----- Supplied information -----

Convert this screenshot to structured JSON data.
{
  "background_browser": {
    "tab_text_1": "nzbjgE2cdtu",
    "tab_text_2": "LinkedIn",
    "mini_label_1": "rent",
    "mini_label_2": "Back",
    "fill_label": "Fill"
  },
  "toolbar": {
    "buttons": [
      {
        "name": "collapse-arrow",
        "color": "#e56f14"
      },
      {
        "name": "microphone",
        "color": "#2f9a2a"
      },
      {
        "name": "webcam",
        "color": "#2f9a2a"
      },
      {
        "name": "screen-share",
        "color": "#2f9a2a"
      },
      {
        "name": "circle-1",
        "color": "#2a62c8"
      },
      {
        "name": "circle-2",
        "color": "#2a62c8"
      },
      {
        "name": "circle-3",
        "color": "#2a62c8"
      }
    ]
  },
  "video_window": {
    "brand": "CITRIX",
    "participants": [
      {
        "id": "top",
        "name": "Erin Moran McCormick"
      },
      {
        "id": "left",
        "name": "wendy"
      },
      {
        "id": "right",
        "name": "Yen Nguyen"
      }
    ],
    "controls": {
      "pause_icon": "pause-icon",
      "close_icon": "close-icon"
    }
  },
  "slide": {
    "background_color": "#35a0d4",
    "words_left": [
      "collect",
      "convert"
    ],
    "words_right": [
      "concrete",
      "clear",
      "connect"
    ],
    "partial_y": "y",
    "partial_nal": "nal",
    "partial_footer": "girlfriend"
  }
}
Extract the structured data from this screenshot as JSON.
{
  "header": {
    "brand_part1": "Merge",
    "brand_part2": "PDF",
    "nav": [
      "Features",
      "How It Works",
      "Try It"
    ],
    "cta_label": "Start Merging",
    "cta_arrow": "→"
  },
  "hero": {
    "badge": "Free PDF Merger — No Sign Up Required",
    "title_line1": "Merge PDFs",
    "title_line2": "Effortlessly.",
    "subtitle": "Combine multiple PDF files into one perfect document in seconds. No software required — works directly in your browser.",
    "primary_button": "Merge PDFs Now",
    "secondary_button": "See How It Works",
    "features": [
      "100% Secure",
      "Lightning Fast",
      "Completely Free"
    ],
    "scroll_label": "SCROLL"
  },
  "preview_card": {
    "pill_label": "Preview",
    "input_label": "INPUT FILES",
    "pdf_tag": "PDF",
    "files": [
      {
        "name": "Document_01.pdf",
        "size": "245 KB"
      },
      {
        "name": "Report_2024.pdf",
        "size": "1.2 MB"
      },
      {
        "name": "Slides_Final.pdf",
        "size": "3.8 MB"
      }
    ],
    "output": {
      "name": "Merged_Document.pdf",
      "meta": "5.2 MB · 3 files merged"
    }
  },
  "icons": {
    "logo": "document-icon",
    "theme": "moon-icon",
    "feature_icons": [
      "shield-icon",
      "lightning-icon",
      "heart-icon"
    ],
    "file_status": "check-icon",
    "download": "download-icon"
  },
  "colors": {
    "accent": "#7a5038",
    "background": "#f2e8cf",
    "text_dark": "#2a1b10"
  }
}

-----

__Problem to work on__
Without leaving anything out, quote all the data.

__Written answer__
Convert this screenshot to structured JSON data.
{
  "background_browser": {
    "tab_text_1": "nzbjgE2cdtu",
    "tab_text_2": "LinkedIn",
    "mini_label_1": "rent",
    "mini_label_2": "Back",
    "fill_label": "Fill"
  },
  "toolbar": {
    "buttons": [
      {
        "name": "collapse-arrow",
        "color": "#e56f14"
      },
      {
        "name": "microphone",
        "color": "#2f9a2a"
      },
      {
        "name": "webcam",
        "color": "#2f9a2a"
      },
      {
        "name": "screen-share",
        "color": "#2f9a2a"
      },
      {
        "name": "circle-1",
        "color": "#2a62c8"
      },
      {
        "name": "circle-2",
        "color": "#2a62c8"
      },
      {
        "name": "circle-3",
        "color": "#2a62c8"
      }
    ]
  },
  "video_window": {
    "brand": "CITRIX",
    "participants": [
      {
        "id": "top",
        "name": "Erin Moran McCormick"
      },
      {
        "id": "left",
        "name": "wendy"
      },
      {
        "id": "right",
        "name": "Yen Nguyen"
      }
    ],
    "controls": {
      "pause_icon": "pause-icon",
      "close_icon": "close-icon"
    }
  },
  "slide": {
    "background_color": "#35a0d4",
    "words_left": [
      "collect",
      "convert"
    ],
    "words_right": [
      "concrete",
      "clear",
      "connect"
    ],
    "partial_y": "y",
    "partial_nal": "nal",
    "partial_footer": "girlfriend"
  }
}
Extract the structured data from this screenshot as JSON.
{
  "header": {
    "brand_part1": "Merge",
    "brand_part2": "PDF",
    "nav": [
      "Features",
      "How It Works",
      "Try It"
    ],
    "cta_label": "Start Merging",
    "cta_arrow": "→"
  },
  "hero": {
    "badge": "Free PDF Merger — No Sign Up Required",
    "title_line1": "Merge PDFs",
    "title_line2": "Effortlessly.",
    "subtitle": "Combine multiple PDF files into one perfect document in seconds. No software required — works directly in your browser.",
    "primary_button": "Merge PDFs Now",
    "secondary_button": "See How It Works",
    "features": [
      "100% Secure",
      "Lightning Fast",
      "Completely Free"
    ],
    "scroll_label": "SCROLL"
  },
  "preview_card": {
    "pill_label": "Preview",
    "input_label": "INPUT FILES",
    "pdf_tag": "PDF",
    "files": [
      {
        "name": "Document_01.pdf",
        "size": "245 KB"
      },
      {
        "name": "Report_2024.pdf",
        "size": "1.2 MB"
      },
      {
        "name": "Slides_Final.pdf",
        "size": "3.8 MB"
      }
    ],
    "output": {
      "name": "Merged_Document.pdf",
      "meta": "5.2 MB · 3 files merged"
    }
  },
  "icons": {
    "logo": "document-icon",
    "theme": "moon-icon",
    "feature_icons": [
      "shield-icon",
      "lightning-icon",
      "heart-icon"
    ],
    "file_status": "check-icon",
    "download": "download-icon"
  },
  "colors": {
    "accent": "#7a5038",
    "background": "#f2e8cf",
    "text_dark": "#2a1b10"
  }
}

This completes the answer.